• _Set exercise_:
Give only the number of lines in these records that contain the word "icon".

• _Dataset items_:
----
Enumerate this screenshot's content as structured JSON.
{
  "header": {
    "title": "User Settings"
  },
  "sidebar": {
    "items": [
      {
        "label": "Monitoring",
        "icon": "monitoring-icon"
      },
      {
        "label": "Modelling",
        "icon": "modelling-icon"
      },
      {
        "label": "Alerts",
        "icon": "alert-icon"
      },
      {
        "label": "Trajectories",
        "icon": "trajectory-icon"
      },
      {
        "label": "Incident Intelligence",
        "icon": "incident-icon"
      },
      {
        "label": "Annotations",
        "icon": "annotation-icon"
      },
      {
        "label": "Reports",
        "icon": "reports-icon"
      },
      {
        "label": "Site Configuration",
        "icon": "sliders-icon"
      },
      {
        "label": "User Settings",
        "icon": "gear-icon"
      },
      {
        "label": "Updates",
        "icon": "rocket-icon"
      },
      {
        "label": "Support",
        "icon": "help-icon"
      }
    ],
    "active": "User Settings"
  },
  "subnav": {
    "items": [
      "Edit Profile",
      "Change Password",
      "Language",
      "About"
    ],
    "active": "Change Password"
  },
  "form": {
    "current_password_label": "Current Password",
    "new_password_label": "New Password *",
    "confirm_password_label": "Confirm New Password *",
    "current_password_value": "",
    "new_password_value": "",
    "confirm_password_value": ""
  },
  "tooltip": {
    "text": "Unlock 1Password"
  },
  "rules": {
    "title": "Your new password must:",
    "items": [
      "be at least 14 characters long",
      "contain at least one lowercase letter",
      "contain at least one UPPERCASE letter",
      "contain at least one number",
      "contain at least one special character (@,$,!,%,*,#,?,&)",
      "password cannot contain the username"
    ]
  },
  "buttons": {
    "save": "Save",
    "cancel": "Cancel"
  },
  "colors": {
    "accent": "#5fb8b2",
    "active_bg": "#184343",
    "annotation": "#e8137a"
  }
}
----
• _Result for this exercise_:
11